* Figure record listings *
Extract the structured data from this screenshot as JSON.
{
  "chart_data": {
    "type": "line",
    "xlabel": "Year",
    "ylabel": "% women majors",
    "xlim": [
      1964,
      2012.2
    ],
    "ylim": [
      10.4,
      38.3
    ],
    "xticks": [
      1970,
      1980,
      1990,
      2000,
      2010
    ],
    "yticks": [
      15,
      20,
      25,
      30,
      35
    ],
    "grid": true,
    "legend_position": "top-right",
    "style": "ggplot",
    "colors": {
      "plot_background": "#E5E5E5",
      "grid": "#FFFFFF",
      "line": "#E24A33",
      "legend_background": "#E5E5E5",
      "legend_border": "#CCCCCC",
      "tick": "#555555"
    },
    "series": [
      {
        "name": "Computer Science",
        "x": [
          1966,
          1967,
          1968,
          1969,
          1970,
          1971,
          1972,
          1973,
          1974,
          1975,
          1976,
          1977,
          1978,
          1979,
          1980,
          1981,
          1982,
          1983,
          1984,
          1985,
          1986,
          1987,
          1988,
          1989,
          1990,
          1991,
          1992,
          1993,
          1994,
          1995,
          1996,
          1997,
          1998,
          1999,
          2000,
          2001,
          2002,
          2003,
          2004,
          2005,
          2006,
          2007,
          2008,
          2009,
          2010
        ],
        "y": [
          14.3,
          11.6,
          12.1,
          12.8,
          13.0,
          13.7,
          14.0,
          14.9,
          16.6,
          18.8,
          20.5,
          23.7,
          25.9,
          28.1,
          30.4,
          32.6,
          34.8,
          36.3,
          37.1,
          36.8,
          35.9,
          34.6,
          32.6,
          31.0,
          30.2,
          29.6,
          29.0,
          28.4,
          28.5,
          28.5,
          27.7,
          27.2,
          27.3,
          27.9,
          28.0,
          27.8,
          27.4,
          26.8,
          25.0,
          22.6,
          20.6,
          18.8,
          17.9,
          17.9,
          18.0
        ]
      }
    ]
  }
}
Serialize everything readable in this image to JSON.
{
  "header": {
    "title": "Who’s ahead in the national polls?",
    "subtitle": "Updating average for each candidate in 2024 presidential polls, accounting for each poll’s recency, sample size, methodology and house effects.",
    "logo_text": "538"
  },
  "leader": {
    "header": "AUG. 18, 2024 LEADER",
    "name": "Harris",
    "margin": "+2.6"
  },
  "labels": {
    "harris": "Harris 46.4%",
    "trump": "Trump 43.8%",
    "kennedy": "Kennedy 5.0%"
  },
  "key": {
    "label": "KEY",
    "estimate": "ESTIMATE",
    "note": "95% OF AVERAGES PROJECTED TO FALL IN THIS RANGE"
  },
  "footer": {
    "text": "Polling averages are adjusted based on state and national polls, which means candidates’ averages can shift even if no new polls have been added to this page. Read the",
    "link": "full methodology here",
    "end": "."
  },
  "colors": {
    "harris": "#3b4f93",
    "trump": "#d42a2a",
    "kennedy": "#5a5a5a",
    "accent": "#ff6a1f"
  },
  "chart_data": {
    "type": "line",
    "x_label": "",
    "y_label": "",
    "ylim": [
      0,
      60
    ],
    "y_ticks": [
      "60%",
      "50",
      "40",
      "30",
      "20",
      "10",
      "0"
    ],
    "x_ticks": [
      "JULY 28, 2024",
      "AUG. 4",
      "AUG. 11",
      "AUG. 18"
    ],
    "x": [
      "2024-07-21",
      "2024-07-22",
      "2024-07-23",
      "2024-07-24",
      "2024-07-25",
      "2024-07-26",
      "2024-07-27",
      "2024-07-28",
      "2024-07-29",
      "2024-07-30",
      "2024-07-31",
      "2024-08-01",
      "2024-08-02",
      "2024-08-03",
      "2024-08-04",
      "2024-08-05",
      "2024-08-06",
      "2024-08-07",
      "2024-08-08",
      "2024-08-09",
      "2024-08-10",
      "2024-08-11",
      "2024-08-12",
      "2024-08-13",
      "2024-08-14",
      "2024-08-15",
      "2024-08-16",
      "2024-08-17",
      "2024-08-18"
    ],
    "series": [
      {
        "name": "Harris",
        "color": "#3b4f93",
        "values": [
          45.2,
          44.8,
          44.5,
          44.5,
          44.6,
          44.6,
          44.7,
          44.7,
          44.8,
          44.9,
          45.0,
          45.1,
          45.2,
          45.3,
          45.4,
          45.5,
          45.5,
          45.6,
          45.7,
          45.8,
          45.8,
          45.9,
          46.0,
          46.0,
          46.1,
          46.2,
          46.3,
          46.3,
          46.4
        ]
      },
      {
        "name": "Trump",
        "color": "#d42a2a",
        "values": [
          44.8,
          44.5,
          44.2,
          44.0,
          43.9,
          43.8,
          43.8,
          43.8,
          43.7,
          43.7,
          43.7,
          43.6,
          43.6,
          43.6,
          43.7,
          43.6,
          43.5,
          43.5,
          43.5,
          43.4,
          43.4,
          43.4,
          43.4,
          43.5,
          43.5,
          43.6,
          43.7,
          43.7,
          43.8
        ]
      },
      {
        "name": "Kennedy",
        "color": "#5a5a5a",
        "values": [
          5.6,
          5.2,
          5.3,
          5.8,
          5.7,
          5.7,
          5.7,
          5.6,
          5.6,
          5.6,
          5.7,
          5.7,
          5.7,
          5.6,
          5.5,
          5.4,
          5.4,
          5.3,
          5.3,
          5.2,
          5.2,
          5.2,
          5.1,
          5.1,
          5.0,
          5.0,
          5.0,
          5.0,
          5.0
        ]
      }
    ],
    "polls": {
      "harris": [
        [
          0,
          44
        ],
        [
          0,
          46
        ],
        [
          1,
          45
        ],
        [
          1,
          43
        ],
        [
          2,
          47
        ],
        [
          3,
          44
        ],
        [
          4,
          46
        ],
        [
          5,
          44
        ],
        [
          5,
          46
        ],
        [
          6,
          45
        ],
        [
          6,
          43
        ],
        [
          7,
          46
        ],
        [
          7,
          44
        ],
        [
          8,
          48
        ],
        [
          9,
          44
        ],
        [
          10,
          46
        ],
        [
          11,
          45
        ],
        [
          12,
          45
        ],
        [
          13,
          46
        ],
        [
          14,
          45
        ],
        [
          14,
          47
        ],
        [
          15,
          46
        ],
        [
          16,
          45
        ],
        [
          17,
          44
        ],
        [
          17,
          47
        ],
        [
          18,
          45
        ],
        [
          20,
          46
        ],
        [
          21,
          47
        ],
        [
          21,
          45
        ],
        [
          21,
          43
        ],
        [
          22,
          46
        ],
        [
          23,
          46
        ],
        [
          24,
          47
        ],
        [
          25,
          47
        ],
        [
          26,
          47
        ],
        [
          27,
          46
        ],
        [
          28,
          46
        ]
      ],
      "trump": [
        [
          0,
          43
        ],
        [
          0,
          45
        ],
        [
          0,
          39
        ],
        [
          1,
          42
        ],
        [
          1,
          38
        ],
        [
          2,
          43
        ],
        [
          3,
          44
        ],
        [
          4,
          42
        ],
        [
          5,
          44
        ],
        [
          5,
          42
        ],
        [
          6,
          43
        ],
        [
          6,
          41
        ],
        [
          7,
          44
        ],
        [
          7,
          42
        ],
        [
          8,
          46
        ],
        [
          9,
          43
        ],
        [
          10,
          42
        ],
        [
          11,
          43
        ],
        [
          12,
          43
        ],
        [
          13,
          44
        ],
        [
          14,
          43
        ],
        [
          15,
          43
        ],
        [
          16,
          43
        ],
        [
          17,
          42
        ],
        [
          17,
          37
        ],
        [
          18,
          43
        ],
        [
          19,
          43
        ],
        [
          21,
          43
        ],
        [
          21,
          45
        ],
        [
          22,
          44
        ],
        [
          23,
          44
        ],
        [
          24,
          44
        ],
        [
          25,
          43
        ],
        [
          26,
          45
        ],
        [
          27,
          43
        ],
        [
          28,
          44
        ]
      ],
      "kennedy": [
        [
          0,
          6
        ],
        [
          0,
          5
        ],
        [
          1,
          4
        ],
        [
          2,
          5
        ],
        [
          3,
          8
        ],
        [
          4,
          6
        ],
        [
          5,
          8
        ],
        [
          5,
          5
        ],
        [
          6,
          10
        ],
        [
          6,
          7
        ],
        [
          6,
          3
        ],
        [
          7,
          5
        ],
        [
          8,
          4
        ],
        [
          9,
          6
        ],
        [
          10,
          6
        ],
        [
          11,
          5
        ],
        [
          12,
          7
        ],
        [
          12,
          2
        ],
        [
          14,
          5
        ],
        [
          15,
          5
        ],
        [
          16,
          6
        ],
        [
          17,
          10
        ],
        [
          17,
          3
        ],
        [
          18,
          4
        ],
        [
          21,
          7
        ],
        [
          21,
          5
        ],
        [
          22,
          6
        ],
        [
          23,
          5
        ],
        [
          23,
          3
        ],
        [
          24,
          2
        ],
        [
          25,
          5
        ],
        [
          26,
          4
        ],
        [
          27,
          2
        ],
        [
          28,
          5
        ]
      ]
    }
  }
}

* Task instructions *
Look through the material and say how many lines hold "JSON". Give the number only.

* Solution to this task *
2